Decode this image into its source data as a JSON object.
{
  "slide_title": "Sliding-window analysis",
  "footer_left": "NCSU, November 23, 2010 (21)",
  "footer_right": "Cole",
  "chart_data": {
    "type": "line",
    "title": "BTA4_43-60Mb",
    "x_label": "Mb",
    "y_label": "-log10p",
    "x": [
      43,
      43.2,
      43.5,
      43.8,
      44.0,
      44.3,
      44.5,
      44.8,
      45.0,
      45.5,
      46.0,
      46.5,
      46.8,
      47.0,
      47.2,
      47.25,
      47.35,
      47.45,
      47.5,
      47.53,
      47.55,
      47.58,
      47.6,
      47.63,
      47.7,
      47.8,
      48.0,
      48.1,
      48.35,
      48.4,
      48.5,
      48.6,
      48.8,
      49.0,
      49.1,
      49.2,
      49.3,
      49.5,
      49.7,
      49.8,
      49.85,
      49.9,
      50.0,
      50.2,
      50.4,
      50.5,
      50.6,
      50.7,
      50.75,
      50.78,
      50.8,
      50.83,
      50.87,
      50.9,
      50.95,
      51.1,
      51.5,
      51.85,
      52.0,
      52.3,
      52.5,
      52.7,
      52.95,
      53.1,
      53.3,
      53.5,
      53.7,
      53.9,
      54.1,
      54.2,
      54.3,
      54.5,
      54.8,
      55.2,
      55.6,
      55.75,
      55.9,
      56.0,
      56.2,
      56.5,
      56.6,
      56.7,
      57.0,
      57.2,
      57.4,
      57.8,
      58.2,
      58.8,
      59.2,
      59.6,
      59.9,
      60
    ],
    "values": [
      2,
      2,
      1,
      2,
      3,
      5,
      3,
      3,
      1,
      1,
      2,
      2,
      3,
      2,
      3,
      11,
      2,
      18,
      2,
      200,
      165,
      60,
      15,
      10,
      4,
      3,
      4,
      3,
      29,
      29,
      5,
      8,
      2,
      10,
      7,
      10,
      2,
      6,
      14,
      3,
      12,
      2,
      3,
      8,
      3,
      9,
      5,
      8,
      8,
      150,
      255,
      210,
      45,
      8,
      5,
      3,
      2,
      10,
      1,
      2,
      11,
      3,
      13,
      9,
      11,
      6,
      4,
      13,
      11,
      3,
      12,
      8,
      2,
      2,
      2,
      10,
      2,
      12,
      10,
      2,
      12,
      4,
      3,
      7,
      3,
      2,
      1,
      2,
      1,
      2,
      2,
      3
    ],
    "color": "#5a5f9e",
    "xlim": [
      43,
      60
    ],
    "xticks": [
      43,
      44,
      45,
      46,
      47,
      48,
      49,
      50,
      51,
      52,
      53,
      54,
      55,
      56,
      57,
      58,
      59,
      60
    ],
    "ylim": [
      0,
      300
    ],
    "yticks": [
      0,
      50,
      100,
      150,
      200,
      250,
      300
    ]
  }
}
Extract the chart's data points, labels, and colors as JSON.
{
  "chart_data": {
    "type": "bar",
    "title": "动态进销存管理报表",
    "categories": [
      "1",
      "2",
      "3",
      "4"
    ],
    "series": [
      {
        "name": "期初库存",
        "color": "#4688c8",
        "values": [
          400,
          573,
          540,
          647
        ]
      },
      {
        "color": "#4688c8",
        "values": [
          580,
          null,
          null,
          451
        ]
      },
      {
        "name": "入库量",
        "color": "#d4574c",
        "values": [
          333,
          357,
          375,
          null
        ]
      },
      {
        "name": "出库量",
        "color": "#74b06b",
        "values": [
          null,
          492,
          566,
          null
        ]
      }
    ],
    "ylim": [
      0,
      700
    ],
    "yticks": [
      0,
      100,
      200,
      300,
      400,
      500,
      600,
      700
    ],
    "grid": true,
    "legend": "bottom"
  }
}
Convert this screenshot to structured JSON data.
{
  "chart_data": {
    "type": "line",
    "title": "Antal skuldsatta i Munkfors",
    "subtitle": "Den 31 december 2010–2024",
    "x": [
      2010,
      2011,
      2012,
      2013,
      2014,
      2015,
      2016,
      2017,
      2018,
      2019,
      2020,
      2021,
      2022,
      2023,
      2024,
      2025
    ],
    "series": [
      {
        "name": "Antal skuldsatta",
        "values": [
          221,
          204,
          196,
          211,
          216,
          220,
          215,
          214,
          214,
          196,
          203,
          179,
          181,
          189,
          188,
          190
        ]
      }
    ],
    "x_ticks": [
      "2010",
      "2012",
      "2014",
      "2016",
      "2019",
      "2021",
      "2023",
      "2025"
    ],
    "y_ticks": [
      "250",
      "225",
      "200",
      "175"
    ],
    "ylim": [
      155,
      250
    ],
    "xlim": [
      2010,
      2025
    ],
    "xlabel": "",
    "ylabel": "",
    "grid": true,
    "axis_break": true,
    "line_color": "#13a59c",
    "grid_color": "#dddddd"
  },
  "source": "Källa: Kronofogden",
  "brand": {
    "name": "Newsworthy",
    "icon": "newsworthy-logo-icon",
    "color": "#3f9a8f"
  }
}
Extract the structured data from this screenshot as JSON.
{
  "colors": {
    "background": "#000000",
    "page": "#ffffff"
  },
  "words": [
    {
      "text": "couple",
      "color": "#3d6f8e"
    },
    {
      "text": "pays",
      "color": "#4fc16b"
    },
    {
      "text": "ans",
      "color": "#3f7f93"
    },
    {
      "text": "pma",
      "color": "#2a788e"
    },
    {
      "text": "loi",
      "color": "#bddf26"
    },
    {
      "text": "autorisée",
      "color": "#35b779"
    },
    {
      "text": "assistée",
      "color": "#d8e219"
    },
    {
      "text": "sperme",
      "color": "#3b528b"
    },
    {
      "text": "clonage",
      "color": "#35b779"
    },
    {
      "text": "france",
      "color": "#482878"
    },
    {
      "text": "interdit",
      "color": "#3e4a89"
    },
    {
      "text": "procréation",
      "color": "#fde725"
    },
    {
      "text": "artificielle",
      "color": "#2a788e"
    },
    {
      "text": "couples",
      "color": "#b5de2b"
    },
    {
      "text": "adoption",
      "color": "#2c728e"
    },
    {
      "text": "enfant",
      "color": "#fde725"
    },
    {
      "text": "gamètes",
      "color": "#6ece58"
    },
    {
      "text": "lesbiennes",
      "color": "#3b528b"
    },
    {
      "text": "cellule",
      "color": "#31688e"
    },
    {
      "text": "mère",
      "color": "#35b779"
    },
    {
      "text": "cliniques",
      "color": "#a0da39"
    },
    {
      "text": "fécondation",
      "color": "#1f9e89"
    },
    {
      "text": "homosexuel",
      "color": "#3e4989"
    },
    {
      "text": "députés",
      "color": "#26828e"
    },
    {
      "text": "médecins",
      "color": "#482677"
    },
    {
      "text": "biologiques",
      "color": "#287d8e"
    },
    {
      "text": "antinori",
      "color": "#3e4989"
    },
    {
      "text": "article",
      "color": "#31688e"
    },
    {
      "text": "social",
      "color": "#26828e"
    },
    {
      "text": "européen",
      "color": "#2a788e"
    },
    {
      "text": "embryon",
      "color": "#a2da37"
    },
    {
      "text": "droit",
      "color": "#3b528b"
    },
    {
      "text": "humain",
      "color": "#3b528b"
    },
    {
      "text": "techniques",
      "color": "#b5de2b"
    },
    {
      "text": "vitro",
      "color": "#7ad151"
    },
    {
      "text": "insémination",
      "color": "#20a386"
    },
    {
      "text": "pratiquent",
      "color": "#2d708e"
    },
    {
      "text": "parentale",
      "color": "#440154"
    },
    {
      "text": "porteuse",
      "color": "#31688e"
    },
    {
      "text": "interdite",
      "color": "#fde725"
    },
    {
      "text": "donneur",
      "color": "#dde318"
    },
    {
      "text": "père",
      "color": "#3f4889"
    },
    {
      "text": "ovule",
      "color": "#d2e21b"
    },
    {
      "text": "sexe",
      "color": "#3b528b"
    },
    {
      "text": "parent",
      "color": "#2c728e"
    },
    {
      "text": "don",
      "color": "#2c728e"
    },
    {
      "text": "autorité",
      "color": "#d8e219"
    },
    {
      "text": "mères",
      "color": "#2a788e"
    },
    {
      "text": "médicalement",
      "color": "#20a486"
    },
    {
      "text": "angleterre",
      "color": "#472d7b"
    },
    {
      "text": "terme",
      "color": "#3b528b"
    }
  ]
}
=====
WRITTEN EXERCISE | From the listing above, collect each line in which the string "structured" appears.

SOLUTION TO THIS TASK |
Convert this screenshot to structured JSON data.
Extract the structured data from this screenshot as JSON.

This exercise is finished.